> [Goal]: How many lines below contain the string "MICROPHONE"? Reply with the number alone.

> [Exercise input]:
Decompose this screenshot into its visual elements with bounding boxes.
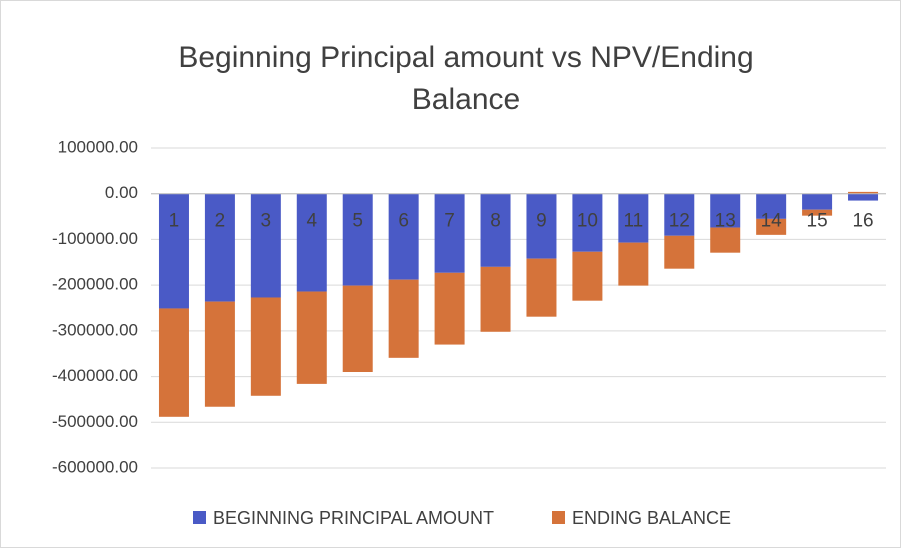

--

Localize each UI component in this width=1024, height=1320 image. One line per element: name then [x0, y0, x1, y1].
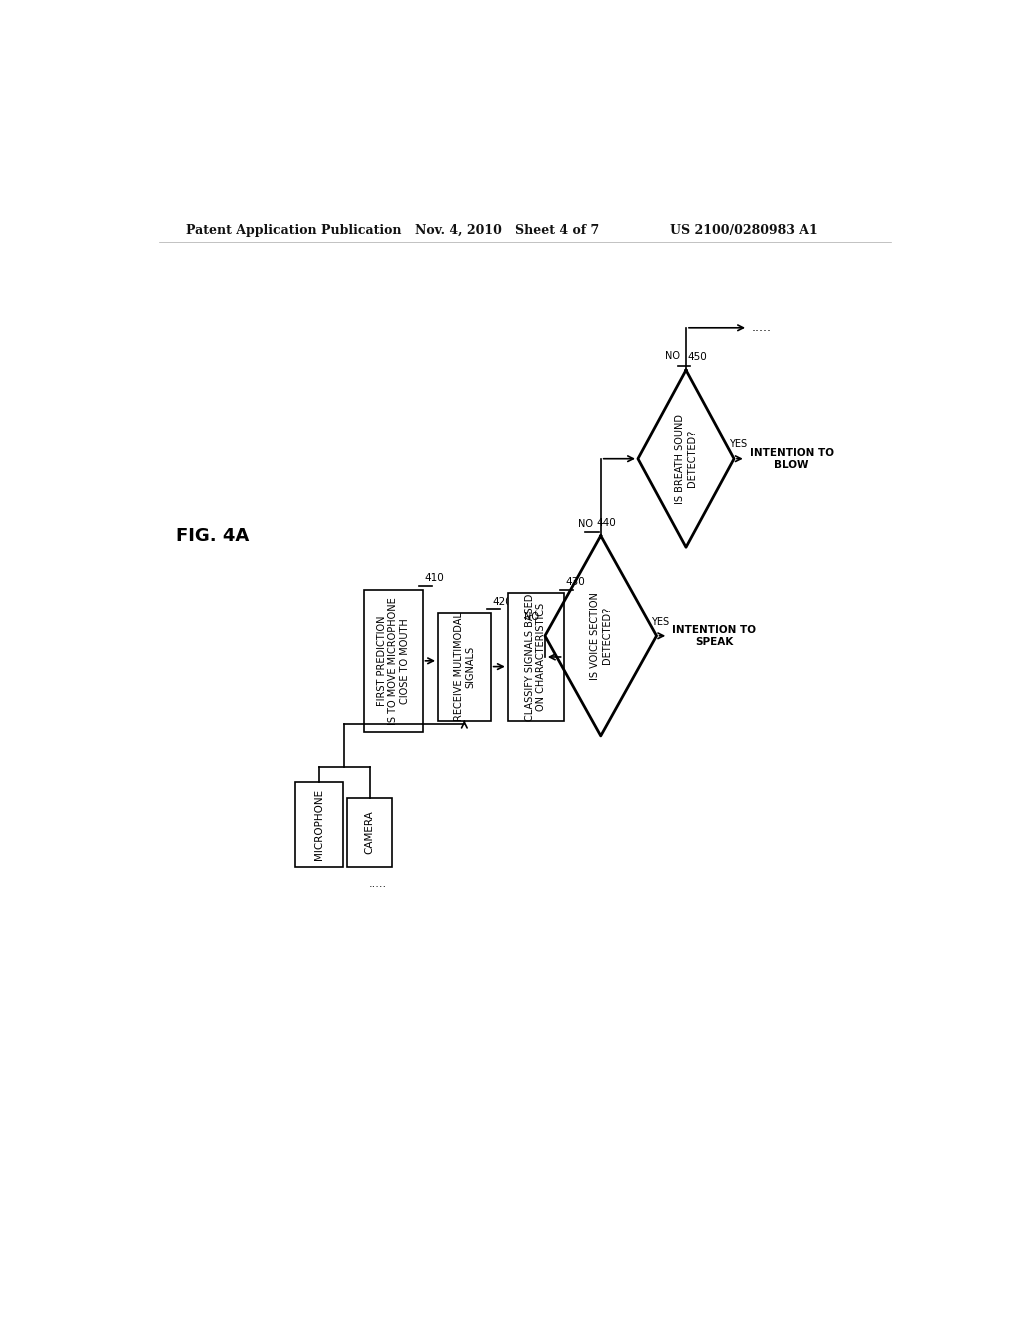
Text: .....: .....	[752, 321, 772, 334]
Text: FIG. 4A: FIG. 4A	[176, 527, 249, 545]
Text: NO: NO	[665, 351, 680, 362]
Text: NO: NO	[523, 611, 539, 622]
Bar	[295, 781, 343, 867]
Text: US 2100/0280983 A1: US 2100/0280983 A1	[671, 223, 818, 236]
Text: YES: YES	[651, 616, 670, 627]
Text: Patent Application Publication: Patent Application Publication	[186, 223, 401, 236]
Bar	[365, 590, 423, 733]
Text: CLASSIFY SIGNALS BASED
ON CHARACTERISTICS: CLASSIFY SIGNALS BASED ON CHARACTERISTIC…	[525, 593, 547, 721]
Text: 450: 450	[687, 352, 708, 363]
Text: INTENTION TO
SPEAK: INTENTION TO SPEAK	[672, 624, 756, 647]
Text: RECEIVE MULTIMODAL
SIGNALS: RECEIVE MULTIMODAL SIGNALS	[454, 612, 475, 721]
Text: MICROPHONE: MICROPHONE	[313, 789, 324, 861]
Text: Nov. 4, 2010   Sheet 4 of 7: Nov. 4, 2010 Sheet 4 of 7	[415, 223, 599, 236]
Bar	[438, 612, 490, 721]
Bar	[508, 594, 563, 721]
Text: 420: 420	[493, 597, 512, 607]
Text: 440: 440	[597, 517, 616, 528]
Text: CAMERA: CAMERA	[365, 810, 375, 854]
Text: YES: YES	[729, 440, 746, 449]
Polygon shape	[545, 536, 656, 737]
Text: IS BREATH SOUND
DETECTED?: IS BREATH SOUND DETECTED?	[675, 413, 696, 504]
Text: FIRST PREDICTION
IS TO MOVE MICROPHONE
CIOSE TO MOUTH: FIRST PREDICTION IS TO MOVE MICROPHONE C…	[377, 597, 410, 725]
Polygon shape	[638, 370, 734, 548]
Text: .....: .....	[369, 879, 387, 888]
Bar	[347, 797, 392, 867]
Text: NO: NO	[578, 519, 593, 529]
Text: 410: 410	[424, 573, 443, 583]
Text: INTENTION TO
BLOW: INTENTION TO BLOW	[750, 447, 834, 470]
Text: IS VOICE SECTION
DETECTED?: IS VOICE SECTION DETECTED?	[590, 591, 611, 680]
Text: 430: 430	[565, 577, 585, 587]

> [Written response]: 3